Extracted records
┌──
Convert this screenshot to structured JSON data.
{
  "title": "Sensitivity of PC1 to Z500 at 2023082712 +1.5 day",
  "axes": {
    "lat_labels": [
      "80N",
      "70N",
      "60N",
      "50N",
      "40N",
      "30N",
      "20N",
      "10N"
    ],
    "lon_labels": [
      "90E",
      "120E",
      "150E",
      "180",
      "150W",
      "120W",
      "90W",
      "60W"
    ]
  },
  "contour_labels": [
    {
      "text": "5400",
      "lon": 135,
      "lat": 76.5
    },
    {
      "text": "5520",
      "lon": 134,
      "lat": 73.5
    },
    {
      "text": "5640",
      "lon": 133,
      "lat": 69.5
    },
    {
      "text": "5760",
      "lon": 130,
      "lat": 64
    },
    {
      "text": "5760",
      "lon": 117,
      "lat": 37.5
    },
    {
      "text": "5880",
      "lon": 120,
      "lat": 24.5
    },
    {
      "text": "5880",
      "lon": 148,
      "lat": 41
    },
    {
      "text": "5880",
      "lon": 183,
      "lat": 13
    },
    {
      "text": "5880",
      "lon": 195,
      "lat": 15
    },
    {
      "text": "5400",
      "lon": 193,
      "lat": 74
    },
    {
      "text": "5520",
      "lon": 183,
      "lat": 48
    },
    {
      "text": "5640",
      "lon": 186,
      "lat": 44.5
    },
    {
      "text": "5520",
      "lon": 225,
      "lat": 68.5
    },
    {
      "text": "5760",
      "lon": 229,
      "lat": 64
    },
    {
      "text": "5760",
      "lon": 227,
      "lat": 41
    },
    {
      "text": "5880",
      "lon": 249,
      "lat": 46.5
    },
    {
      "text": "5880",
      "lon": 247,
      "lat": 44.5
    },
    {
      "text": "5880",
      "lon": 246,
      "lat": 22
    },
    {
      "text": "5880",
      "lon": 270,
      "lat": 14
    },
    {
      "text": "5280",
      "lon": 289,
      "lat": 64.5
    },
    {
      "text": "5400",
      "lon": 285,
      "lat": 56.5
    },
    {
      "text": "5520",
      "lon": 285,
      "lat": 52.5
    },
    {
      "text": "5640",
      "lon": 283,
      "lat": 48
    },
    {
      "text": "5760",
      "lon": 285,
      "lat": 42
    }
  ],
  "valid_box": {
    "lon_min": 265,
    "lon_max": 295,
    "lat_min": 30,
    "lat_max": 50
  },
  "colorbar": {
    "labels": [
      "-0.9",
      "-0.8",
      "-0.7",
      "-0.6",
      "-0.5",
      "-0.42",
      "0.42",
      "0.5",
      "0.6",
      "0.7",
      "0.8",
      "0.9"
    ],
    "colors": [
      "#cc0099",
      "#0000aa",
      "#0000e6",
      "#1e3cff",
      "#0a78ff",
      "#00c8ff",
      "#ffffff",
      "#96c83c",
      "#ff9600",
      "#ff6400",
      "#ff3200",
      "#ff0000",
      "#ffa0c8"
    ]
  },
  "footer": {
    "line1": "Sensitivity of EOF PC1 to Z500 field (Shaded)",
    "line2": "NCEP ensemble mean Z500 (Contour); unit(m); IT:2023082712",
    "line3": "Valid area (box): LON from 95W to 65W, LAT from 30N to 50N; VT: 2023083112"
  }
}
└──
### What the task requires
Scan the records above and report how many lines include the word "Sensitivity", without any other text.

### Exercise response
2